■ Set problem
Collect each line of the records containing the string "JSON".

---------- Supplied material ----------

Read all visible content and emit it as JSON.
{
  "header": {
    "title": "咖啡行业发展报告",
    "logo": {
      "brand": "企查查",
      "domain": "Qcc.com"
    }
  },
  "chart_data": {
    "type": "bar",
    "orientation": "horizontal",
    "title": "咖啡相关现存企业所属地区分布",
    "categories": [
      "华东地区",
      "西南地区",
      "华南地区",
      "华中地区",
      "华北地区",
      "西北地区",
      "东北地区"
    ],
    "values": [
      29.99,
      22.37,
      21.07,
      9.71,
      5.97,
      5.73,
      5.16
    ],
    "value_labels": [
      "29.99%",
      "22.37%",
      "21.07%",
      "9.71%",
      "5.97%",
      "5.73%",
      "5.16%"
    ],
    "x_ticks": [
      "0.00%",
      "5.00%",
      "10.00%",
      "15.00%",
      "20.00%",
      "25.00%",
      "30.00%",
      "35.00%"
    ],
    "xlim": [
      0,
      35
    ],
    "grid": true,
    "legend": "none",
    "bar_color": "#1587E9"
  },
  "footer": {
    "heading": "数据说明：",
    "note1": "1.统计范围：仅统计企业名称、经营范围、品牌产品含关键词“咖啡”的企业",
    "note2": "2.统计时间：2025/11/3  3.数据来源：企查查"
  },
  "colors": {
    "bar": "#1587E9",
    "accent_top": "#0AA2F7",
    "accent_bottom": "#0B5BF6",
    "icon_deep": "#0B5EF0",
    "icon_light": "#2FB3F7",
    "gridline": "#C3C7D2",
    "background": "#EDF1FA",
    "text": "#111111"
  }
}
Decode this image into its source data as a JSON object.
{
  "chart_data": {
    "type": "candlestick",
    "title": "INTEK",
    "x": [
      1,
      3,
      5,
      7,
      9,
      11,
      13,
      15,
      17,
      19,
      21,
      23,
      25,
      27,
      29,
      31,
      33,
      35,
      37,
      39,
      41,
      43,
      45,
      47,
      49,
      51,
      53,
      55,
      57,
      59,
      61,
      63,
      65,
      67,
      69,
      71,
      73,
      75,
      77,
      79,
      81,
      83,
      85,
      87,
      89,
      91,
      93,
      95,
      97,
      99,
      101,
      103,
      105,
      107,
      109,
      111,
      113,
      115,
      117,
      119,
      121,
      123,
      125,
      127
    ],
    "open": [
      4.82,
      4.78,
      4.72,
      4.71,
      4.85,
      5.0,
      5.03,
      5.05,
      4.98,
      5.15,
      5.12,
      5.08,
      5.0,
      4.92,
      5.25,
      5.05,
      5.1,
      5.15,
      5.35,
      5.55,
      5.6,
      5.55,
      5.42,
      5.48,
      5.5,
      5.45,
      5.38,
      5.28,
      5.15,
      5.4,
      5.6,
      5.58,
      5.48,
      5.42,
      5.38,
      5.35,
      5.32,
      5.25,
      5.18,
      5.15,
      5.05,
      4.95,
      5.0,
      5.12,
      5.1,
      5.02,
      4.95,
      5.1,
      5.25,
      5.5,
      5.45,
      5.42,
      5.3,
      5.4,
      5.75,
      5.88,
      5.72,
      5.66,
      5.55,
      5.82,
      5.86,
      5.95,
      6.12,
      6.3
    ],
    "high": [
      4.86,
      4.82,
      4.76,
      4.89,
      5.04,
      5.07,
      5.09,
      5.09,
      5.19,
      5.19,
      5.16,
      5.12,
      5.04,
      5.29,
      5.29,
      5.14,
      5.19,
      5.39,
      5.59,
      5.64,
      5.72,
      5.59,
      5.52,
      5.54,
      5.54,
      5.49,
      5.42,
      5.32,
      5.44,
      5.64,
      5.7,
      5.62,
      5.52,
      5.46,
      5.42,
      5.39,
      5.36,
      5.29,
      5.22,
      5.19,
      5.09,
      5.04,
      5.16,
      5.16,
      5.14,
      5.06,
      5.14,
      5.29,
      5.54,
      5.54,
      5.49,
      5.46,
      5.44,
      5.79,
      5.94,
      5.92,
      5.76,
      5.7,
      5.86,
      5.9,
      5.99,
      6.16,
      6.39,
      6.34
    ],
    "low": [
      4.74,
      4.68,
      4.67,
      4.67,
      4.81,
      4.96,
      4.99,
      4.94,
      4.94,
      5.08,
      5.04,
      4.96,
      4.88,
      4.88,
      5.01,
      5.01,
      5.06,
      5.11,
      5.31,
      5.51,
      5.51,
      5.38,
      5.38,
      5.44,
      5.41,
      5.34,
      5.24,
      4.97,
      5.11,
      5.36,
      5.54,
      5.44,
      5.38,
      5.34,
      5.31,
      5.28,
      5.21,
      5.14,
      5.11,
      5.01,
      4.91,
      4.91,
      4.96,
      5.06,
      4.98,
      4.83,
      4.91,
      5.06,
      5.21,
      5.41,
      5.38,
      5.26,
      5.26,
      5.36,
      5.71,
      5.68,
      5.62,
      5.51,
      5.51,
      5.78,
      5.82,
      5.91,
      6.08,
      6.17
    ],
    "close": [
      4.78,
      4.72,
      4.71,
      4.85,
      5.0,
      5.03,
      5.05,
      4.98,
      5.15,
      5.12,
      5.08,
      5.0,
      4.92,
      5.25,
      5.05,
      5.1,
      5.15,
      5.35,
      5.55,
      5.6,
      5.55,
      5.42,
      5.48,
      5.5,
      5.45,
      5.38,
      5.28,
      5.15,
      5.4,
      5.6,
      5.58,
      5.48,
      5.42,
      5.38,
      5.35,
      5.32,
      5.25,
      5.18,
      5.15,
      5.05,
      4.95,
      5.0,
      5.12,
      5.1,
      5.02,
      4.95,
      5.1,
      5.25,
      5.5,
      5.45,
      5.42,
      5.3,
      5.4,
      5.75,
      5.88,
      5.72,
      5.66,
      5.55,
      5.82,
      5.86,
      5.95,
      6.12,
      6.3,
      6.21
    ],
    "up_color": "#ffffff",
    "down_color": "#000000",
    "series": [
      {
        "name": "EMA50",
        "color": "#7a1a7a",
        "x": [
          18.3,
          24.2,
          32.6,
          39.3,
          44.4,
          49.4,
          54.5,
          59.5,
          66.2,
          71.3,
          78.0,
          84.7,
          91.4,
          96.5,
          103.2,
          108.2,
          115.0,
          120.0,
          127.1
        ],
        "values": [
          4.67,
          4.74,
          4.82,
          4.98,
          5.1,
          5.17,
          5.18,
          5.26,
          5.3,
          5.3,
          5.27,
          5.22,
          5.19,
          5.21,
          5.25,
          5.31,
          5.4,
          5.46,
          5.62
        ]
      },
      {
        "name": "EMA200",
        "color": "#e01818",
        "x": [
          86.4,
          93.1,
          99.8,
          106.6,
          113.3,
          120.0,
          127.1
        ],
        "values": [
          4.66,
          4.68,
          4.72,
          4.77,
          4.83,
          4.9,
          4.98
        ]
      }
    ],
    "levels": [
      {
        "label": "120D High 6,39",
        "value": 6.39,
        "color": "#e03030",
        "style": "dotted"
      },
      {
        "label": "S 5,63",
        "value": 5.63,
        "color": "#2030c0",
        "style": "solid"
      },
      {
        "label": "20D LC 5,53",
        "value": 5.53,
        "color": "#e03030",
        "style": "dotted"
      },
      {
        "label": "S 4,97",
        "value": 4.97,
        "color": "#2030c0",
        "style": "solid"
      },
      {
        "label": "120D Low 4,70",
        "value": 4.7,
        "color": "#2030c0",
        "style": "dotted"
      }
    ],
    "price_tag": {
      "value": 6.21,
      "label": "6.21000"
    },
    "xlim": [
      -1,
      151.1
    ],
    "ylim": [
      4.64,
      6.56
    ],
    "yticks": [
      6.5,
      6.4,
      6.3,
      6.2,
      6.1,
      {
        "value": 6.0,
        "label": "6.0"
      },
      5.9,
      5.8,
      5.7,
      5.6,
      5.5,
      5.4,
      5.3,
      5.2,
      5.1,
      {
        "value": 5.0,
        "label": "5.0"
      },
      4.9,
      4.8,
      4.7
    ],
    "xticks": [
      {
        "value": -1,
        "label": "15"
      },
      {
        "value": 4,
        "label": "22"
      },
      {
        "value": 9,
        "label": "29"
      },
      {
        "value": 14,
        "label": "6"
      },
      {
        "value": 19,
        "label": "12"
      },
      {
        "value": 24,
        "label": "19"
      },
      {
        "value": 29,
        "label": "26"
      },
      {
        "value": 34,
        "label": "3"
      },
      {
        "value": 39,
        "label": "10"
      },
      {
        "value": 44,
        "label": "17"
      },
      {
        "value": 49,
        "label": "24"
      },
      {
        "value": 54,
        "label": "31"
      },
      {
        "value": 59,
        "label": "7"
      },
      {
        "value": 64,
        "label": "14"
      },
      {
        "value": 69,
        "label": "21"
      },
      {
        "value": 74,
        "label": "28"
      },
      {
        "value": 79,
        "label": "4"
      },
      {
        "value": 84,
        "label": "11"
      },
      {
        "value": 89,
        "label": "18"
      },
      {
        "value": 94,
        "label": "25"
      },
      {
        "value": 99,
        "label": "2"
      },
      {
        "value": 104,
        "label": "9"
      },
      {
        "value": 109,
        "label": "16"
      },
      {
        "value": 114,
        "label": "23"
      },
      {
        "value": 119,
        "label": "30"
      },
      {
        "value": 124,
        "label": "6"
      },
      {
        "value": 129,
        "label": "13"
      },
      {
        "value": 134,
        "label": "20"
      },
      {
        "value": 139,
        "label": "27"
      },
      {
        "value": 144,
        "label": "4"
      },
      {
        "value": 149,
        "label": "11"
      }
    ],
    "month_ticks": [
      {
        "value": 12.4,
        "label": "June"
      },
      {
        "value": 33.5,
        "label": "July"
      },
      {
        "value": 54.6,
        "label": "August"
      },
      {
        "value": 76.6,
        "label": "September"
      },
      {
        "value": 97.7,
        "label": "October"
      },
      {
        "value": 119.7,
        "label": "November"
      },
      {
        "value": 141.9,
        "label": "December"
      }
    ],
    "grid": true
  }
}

----------

■ Solution
Read all visible content and emit it as JSON.
Decode this image into its source data as a JSON object.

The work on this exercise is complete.